** Begin INPUT MATERIAL **

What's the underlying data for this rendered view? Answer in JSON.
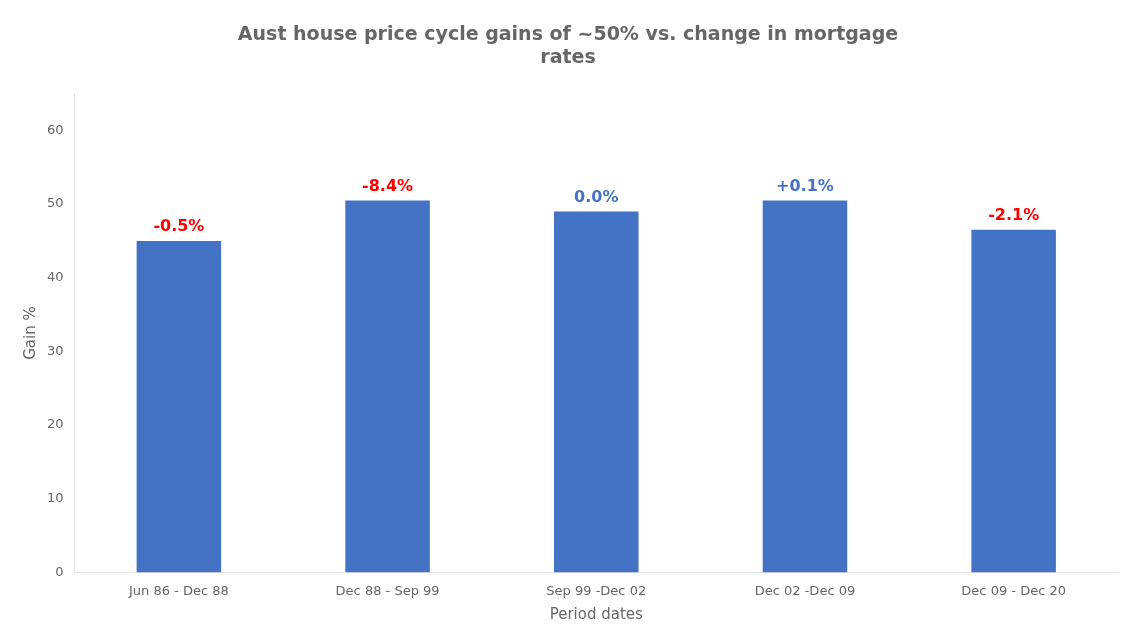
{
  "chart_data": {
    "type": "bar",
    "title": "Aust house price cycle gains of ~50% vs. change in mortgage\nrates",
    "xlabel": "Period dates",
    "ylabel": "Gain %",
    "categories": [
      "Jun 86 - Dec 88",
      "Dec 88 - Sep 99",
      "Sep 99 -Dec 02",
      "Dec 02 -Dec 09",
      "Dec 09 - Dec 20"
    ],
    "values": [
      45,
      50.5,
      49,
      50.5,
      46.5
    ],
    "color": "#4472C4",
    "annotations": [
      {
        "text": "-0.5%",
        "color": "#FF0000"
      },
      {
        "text": "-8.4%",
        "color": "#FF0000"
      },
      {
        "text": "0.0%",
        "color": "#4472C4"
      },
      {
        "text": "+0.1%",
        "color": "#4472C4"
      },
      {
        "text": "-2.1%",
        "color": "#FF0000"
      }
    ],
    "ylim": [
      0,
      65
    ],
    "yticks": [
      0,
      10,
      20,
      30,
      40,
      50,
      60
    ],
    "grid": false
  }
}
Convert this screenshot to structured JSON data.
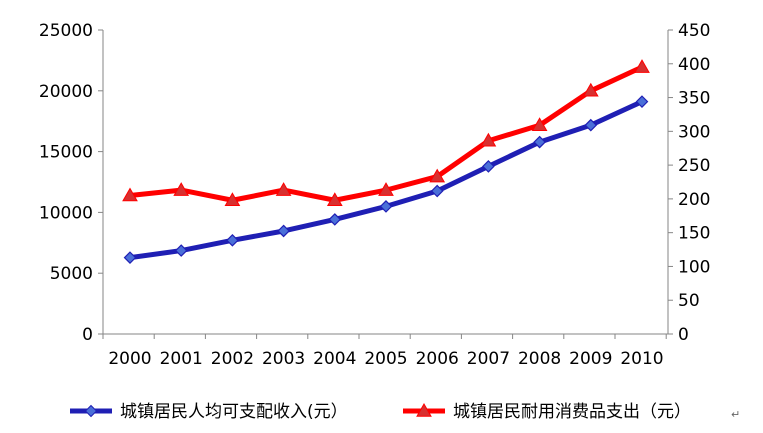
{
  "chart_data": {
    "type": "line",
    "categories": [
      "2000",
      "2001",
      "2002",
      "2003",
      "2004",
      "2005",
      "2006",
      "2007",
      "2008",
      "2009",
      "2010"
    ],
    "series": [
      {
        "name": "城镇居民人均可支配收入(元）",
        "axis": "left",
        "color": "#1f1fb4",
        "marker": "diamond",
        "values": [
          6280,
          6860,
          7703,
          8472,
          9422,
          10493,
          11759,
          13786,
          15781,
          17175,
          19109
        ]
      },
      {
        "name": "城镇居民耐用消费品支出（元）",
        "axis": "right",
        "color": "#ff0000",
        "marker": "triangle",
        "values": [
          205,
          213,
          198,
          213,
          198,
          213,
          233,
          286,
          309,
          360,
          395
        ]
      }
    ],
    "y_left": {
      "min": 0,
      "max": 25000,
      "ticks": [
        "0",
        "5000",
        "10000",
        "15000",
        "20000",
        "25000"
      ]
    },
    "y_right": {
      "min": 0,
      "max": 450,
      "ticks": [
        "0",
        "50",
        "100",
        "150",
        "200",
        "250",
        "300",
        "350",
        "400",
        "450"
      ]
    },
    "grid": false,
    "legend": "bottom"
  },
  "para_mark": "↵"
}
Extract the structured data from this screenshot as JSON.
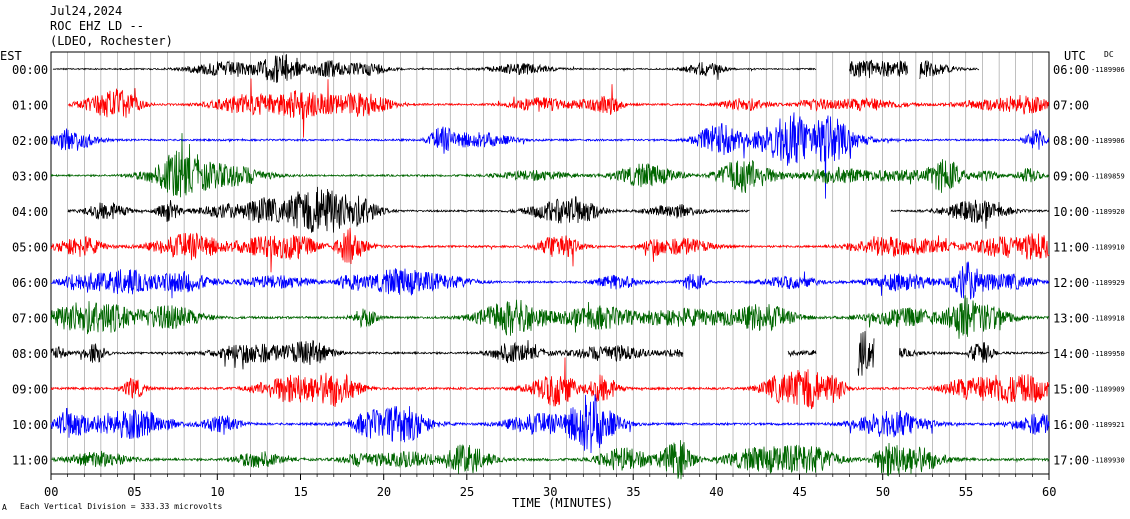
{
  "header": {
    "date": "Jul24,2024",
    "station": "ROC EHZ LD --",
    "network": "(LDEO, Rochester)"
  },
  "left_axis_label": "EST",
  "right_axis_label": "UTC",
  "dc_label": "DC",
  "footer": {
    "scale_note": "Each Vertical Division =  333.33 microvolts",
    "corner_mark": "A"
  },
  "chart_data": {
    "type": "line",
    "title": "",
    "xlabel": "TIME (MINUTES)",
    "ylabel": "",
    "xlim": [
      0,
      60
    ],
    "x_ticks": [
      "00",
      "05",
      "10",
      "15",
      "20",
      "25",
      "30",
      "35",
      "40",
      "45",
      "50",
      "55",
      "60"
    ],
    "grid": "vertical lines every 1 minute",
    "series": [
      {
        "est": "00:00",
        "utc": "06:00",
        "dc": "-1189906",
        "color": "#000000",
        "start": 0.1,
        "gaps": [
          [
            46,
            48
          ],
          [
            51.5,
            52.2
          ],
          [
            55.8,
            60
          ]
        ],
        "amp": 0.6
      },
      {
        "est": "01:00",
        "utc": "07:00",
        "dc": "",
        "color": "#ff0000",
        "start": 1,
        "gaps": [],
        "amp": 0.8
      },
      {
        "est": "02:00",
        "utc": "08:00",
        "dc": "-1189906",
        "color": "#0000ff",
        "start": 0,
        "gaps": [],
        "amp": 0.8
      },
      {
        "est": "03:00",
        "utc": "09:00",
        "dc": "-1189859",
        "color": "#006600",
        "start": 0,
        "gaps": [],
        "amp": 0.8
      },
      {
        "est": "04:00",
        "utc": "10:00",
        "dc": "-1189920",
        "color": "#000000",
        "start": 1,
        "gaps": [
          [
            42,
            50.5
          ]
        ],
        "amp": 0.8
      },
      {
        "est": "05:00",
        "utc": "11:00",
        "dc": "-1189910",
        "color": "#ff0000",
        "start": 0,
        "gaps": [],
        "amp": 0.9
      },
      {
        "est": "06:00",
        "utc": "12:00",
        "dc": "-1189929",
        "color": "#0000ff",
        "start": 0,
        "gaps": [],
        "amp": 0.9
      },
      {
        "est": "07:00",
        "utc": "13:00",
        "dc": "-1189918",
        "color": "#006600",
        "start": 0,
        "gaps": [],
        "amp": 1.0
      },
      {
        "est": "08:00",
        "utc": "14:00",
        "dc": "-1189950",
        "color": "#000000",
        "start": 0,
        "gaps": [
          [
            38,
            44.3
          ],
          [
            46,
            48.5
          ],
          [
            49.5,
            51
          ]
        ],
        "amp": 0.9
      },
      {
        "est": "09:00",
        "utc": "15:00",
        "dc": "-1189909",
        "color": "#ff0000",
        "start": 0,
        "gaps": [],
        "amp": 1.0
      },
      {
        "est": "10:00",
        "utc": "16:00",
        "dc": "-1189921",
        "color": "#0000ff",
        "start": 0,
        "gaps": [],
        "amp": 1.0
      },
      {
        "est": "11:00",
        "utc": "17:00",
        "dc": "-1189930",
        "color": "#006600",
        "start": 0,
        "gaps": [],
        "amp": 1.1
      }
    ]
  }
}
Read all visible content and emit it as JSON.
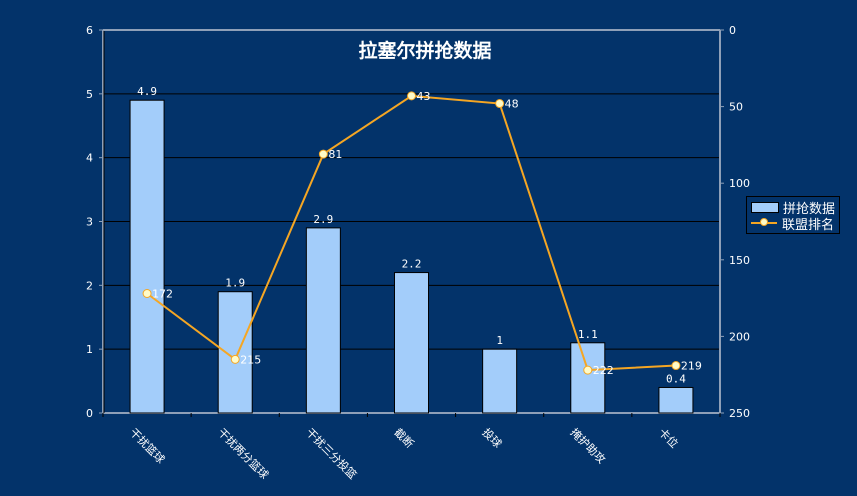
{
  "chart_data": {
    "type": "bar+line",
    "title": "拉塞尔拼抢数据",
    "categories": [
      "干扰篮球",
      "干扰两分篮球",
      "干扰三分投篮",
      "截断",
      "投球",
      "掩护助攻",
      "卡位"
    ],
    "series": [
      {
        "name": "拼抢数据",
        "type": "bar",
        "axis": "left",
        "values": [
          4.9,
          1.9,
          2.9,
          2.2,
          1,
          1.1,
          0.4
        ],
        "labels": [
          "4.9",
          "1.9",
          "2.9",
          "2.2",
          "1",
          "1.1",
          "0.4"
        ],
        "color": "#a3cdfa"
      },
      {
        "name": "联盟排名",
        "type": "line",
        "axis": "right",
        "values": [
          172,
          215,
          81,
          43,
          48,
          222,
          219
        ],
        "labels": [
          "172",
          "215",
          "81",
          "43",
          "48",
          "222",
          "219"
        ],
        "color": "#f5a623"
      }
    ],
    "left_axis": {
      "min": 0,
      "max": 6,
      "ticks": [
        "0",
        "1",
        "2",
        "3",
        "4",
        "5",
        "6"
      ]
    },
    "right_axis": {
      "min": 0,
      "max": 250,
      "reversed": true,
      "ticks": [
        "0",
        "50",
        "100",
        "150",
        "200",
        "250"
      ]
    },
    "xlabel": "",
    "ylabel": "",
    "grid": true,
    "legend_position": "right",
    "background": "#03336a"
  },
  "legend": {
    "bar_label": "拼抢数据",
    "line_label": "联盟排名"
  }
}
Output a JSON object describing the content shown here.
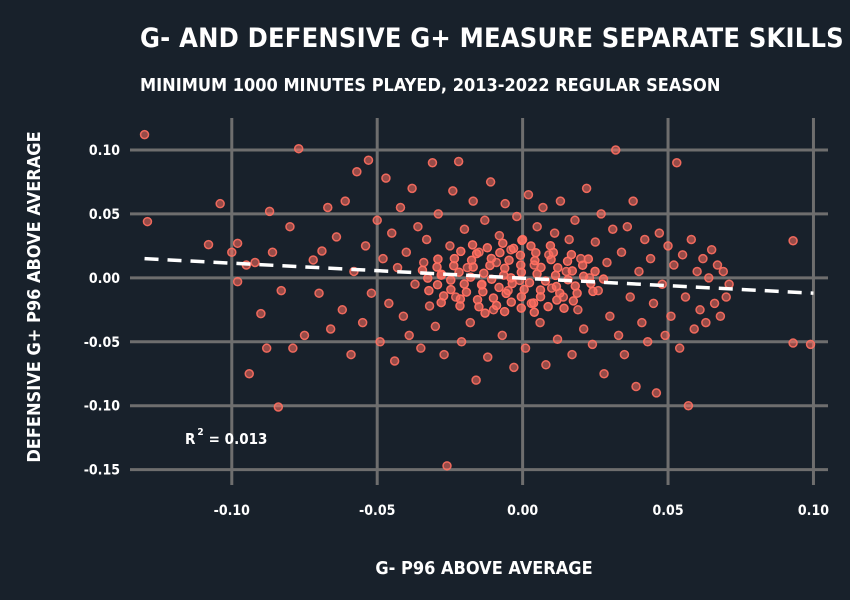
{
  "chart_data": {
    "type": "scatter",
    "title": "G- AND DEFENSIVE G+ MEASURE SEPARATE SKILLS",
    "subtitle": "MINIMUM 1000 MINUTES PLAYED, 2013-2022 REGULAR SEASON",
    "xlabel": "G- P96 ABOVE AVERAGE",
    "ylabel": "DEFENSIVE G+ P96 ABOVE AVERAGE",
    "xlim": [
      -0.135,
      0.105
    ],
    "ylim": [
      -0.162,
      0.125
    ],
    "x_ticks": [
      -0.1,
      -0.05,
      0.0,
      0.05,
      0.1
    ],
    "x_tick_labels": [
      "-0.10",
      "-0.05",
      "0.00",
      "0.05",
      "0.10"
    ],
    "y_ticks": [
      0.1,
      0.05,
      0.0,
      -0.05,
      -0.1,
      -0.15
    ],
    "y_tick_labels": [
      "0.10",
      "0.05",
      "0.00",
      "-0.05",
      "-0.10",
      "-0.15"
    ],
    "grid": true,
    "trend_line": {
      "x": [
        -0.13,
        0.1
      ],
      "y": [
        0.015,
        -0.012
      ]
    },
    "annotation": {
      "prefix": "R",
      "superscript": "2",
      "suffix": "= 0.013"
    },
    "colors": {
      "background": "#18212b",
      "grid": "#6e6e6e",
      "point": "#ff6f61",
      "trend": "#ffffff",
      "text": "#ffffff"
    },
    "series": [
      {
        "points": [
          [
            -0.13,
            0.112
          ],
          [
            -0.129,
            0.044
          ],
          [
            -0.098,
            0.027
          ],
          [
            -0.098,
            -0.003
          ],
          [
            -0.094,
            -0.075
          ],
          [
            -0.092,
            0.012
          ],
          [
            -0.087,
            0.052
          ],
          [
            -0.084,
            -0.101
          ],
          [
            -0.08,
            0.04
          ],
          [
            -0.077,
            0.101
          ],
          [
            -0.075,
            -0.045
          ],
          [
            -0.072,
            0.014
          ],
          [
            -0.07,
            -0.012
          ],
          [
            -0.069,
            0.021
          ],
          [
            -0.067,
            0.055
          ],
          [
            -0.066,
            -0.04
          ],
          [
            -0.064,
            0.032
          ],
          [
            -0.062,
            -0.025
          ],
          [
            -0.061,
            0.06
          ],
          [
            -0.059,
            -0.06
          ],
          [
            -0.058,
            0.005
          ],
          [
            -0.057,
            0.083
          ],
          [
            -0.055,
            -0.035
          ],
          [
            -0.054,
            0.025
          ],
          [
            -0.053,
            0.092
          ],
          [
            -0.052,
            -0.012
          ],
          [
            -0.05,
            0.045
          ],
          [
            -0.049,
            -0.05
          ],
          [
            -0.048,
            0.015
          ],
          [
            -0.047,
            0.078
          ],
          [
            -0.046,
            -0.02
          ],
          [
            -0.045,
            0.035
          ],
          [
            -0.044,
            -0.065
          ],
          [
            -0.043,
            0.008
          ],
          [
            -0.042,
            0.055
          ],
          [
            -0.041,
            -0.03
          ],
          [
            -0.04,
            0.02
          ],
          [
            -0.039,
            -0.045
          ],
          [
            -0.038,
            0.07
          ],
          [
            -0.037,
            -0.005
          ],
          [
            -0.036,
            0.04
          ],
          [
            -0.035,
            -0.055
          ],
          [
            -0.034,
            0.012
          ],
          [
            -0.033,
            0.03
          ],
          [
            -0.032,
            -0.022
          ],
          [
            -0.031,
            0.09
          ],
          [
            -0.03,
            -0.038
          ],
          [
            -0.029,
            0.05
          ],
          [
            -0.028,
            0.002
          ],
          [
            -0.027,
            -0.06
          ],
          [
            -0.026,
            -0.147
          ],
          [
            -0.025,
            0.025
          ],
          [
            -0.024,
            0.068
          ],
          [
            -0.023,
            -0.015
          ],
          [
            -0.022,
            0.091
          ],
          [
            -0.021,
            -0.05
          ],
          [
            -0.02,
            0.038
          ],
          [
            -0.019,
            0.008
          ],
          [
            -0.018,
            -0.035
          ],
          [
            -0.017,
            0.06
          ],
          [
            -0.016,
            -0.08
          ],
          [
            -0.015,
            0.02
          ],
          [
            -0.014,
            -0.005
          ],
          [
            -0.013,
            0.045
          ],
          [
            -0.012,
            -0.062
          ],
          [
            -0.011,
            0.075
          ],
          [
            -0.01,
            -0.025
          ],
          [
            -0.009,
            0.012
          ],
          [
            -0.008,
            0.033
          ],
          [
            -0.007,
            -0.045
          ],
          [
            -0.006,
            0.058
          ],
          [
            -0.005,
            -0.01
          ],
          [
            -0.004,
            0.022
          ],
          [
            -0.003,
            -0.07
          ],
          [
            -0.002,
            0.048
          ],
          [
            -0.001,
            -0.002
          ],
          [
            0.0,
            0.03
          ],
          [
            0.001,
            -0.055
          ],
          [
            0.002,
            0.065
          ],
          [
            0.003,
            -0.02
          ],
          [
            0.004,
            0.01
          ],
          [
            0.005,
            0.04
          ],
          [
            0.006,
            -0.035
          ],
          [
            0.007,
            0.055
          ],
          [
            0.008,
            -0.068
          ],
          [
            0.009,
            0.018
          ],
          [
            0.01,
            -0.008
          ],
          [
            0.011,
            0.035
          ],
          [
            0.012,
            -0.048
          ],
          [
            0.013,
            0.06
          ],
          [
            0.014,
            -0.015
          ],
          [
            0.015,
            0.005
          ],
          [
            0.016,
            0.03
          ],
          [
            0.017,
            -0.06
          ],
          [
            0.018,
            0.045
          ],
          [
            0.019,
            -0.025
          ],
          [
            0.02,
            0.015
          ],
          [
            0.021,
            -0.04
          ],
          [
            0.022,
            0.07
          ],
          [
            0.023,
            0.0
          ],
          [
            0.024,
            -0.052
          ],
          [
            0.025,
            0.028
          ],
          [
            0.026,
            -0.01
          ],
          [
            0.027,
            0.05
          ],
          [
            0.028,
            -0.075
          ],
          [
            0.029,
            0.012
          ],
          [
            0.03,
            -0.03
          ],
          [
            0.031,
            0.038
          ],
          [
            0.032,
            0.1
          ],
          [
            0.033,
            -0.045
          ],
          [
            0.034,
            0.02
          ],
          [
            0.035,
            -0.06
          ],
          [
            0.036,
            0.04
          ],
          [
            0.037,
            -0.015
          ],
          [
            0.038,
            0.06
          ],
          [
            0.039,
            -0.085
          ],
          [
            0.04,
            0.005
          ],
          [
            0.041,
            -0.035
          ],
          [
            0.042,
            0.03
          ],
          [
            0.043,
            -0.05
          ],
          [
            0.044,
            0.015
          ],
          [
            0.045,
            -0.02
          ],
          [
            0.046,
            -0.09
          ],
          [
            0.047,
            0.035
          ],
          [
            0.048,
            -0.005
          ],
          [
            0.049,
            -0.045
          ],
          [
            0.05,
            0.025
          ],
          [
            0.051,
            -0.03
          ],
          [
            0.052,
            0.01
          ],
          [
            0.053,
            0.09
          ],
          [
            0.054,
            -0.055
          ],
          [
            0.055,
            0.018
          ],
          [
            0.056,
            -0.015
          ],
          [
            0.057,
            -0.1
          ],
          [
            0.058,
            0.03
          ],
          [
            0.059,
            -0.04
          ],
          [
            0.06,
            0.005
          ],
          [
            0.061,
            -0.025
          ],
          [
            0.062,
            0.015
          ],
          [
            0.063,
            -0.035
          ],
          [
            0.064,
            0.0
          ],
          [
            0.065,
            0.022
          ],
          [
            0.066,
            -0.02
          ],
          [
            0.067,
            0.01
          ],
          [
            0.068,
            -0.03
          ],
          [
            0.069,
            0.005
          ],
          [
            0.07,
            -0.015
          ],
          [
            0.071,
            -0.005
          ],
          [
            0.093,
            0.029
          ],
          [
            0.093,
            -0.051
          ],
          [
            0.099,
            -0.052
          ],
          [
            -0.09,
            -0.028
          ],
          [
            -0.088,
            -0.055
          ],
          [
            -0.083,
            -0.01
          ],
          [
            -0.079,
            -0.055
          ],
          [
            -0.104,
            0.058
          ],
          [
            -0.108,
            0.026
          ],
          [
            -0.1,
            0.02
          ],
          [
            -0.095,
            0.01
          ],
          [
            -0.086,
            0.02
          ]
        ]
      }
    ]
  }
}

** End INPUT MATERIAL **

**DIRECTIONS**
Search the listing for the word "screenshot". Copy every line in which it occurs.

**ANSWER FOR THIS EXERCISE**
Convert this screenshot to structured JSON data.
Extract the structured data from this screenshot as JSON.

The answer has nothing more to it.